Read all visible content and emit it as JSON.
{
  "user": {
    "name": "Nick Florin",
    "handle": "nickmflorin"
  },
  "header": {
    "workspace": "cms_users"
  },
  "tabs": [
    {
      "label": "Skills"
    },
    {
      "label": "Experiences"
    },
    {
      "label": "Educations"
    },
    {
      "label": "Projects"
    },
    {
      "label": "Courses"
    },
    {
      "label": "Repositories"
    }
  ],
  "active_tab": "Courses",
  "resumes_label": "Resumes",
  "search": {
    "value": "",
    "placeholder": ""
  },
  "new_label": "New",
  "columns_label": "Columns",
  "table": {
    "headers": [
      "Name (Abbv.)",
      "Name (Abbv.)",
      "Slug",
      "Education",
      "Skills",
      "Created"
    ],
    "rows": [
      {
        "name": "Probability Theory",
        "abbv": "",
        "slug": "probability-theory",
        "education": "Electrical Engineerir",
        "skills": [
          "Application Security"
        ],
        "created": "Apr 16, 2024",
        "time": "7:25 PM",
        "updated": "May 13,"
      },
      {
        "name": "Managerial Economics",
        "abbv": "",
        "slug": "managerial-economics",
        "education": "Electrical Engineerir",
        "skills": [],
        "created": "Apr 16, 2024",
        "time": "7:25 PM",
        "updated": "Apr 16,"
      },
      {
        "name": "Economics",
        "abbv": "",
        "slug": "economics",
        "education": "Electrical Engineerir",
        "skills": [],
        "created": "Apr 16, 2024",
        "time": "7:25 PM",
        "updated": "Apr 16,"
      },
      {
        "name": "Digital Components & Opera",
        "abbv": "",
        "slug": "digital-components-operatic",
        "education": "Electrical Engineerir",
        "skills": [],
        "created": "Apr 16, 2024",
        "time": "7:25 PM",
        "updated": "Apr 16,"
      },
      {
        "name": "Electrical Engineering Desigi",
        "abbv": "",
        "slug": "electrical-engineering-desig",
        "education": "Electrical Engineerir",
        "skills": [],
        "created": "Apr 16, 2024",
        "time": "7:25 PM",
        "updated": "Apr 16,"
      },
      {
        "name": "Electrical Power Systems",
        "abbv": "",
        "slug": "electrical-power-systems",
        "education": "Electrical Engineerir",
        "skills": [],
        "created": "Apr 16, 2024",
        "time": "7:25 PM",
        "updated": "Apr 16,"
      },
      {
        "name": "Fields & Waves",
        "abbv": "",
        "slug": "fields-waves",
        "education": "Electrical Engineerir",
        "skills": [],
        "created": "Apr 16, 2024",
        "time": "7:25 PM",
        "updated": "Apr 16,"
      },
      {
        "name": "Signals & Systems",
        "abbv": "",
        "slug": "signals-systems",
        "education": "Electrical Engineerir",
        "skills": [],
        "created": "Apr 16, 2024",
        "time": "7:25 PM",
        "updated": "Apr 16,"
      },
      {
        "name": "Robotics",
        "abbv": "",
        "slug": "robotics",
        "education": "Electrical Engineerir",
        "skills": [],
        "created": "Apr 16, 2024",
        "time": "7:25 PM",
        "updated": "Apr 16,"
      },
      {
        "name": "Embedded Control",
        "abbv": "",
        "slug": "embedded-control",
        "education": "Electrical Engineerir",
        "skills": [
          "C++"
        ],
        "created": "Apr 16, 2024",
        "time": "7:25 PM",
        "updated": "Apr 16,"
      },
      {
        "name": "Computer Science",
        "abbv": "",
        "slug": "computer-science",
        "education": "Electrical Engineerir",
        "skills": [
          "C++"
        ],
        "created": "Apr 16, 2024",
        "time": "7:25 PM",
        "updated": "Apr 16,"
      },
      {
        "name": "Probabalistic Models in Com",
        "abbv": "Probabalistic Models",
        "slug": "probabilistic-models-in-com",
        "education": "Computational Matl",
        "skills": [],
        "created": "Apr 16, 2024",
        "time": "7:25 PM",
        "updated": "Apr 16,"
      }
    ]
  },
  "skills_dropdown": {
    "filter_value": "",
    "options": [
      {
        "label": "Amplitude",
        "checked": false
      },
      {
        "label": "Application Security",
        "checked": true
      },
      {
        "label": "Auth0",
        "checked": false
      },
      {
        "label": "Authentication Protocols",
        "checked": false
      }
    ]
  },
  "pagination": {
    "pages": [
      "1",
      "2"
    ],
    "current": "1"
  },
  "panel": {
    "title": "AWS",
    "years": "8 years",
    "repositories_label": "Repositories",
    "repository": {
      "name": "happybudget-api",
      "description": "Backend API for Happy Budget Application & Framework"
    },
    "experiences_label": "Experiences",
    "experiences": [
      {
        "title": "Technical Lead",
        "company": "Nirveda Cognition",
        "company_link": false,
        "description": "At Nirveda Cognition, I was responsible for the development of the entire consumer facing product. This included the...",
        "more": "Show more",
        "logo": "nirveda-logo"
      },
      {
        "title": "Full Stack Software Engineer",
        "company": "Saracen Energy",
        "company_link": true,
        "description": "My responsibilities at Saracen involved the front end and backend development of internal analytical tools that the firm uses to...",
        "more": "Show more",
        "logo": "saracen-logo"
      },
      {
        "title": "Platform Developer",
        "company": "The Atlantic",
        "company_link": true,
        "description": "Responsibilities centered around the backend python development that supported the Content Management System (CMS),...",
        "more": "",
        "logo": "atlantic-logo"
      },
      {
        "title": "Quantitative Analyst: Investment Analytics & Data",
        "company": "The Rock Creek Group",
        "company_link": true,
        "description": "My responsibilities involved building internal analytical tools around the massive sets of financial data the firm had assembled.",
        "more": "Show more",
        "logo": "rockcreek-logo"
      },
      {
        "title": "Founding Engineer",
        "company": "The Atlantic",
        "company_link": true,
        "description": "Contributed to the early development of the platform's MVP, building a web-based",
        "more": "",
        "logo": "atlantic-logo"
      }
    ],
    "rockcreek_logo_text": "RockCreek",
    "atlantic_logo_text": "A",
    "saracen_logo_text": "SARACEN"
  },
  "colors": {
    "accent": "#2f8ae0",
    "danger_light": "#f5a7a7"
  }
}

--------------------------------------------------

◆ **BRIEF**
Report back each line of the entries that holds the string "internal".

◆ **RESULT OF THIS TASK**
        "description": "My responsibilities at Saracen involved the front end and backend development of internal analytical tools that the firm uses to...",
        "description": "My responsibilities involved building internal analytical tools around the massive sets of financial data the firm had assembled.",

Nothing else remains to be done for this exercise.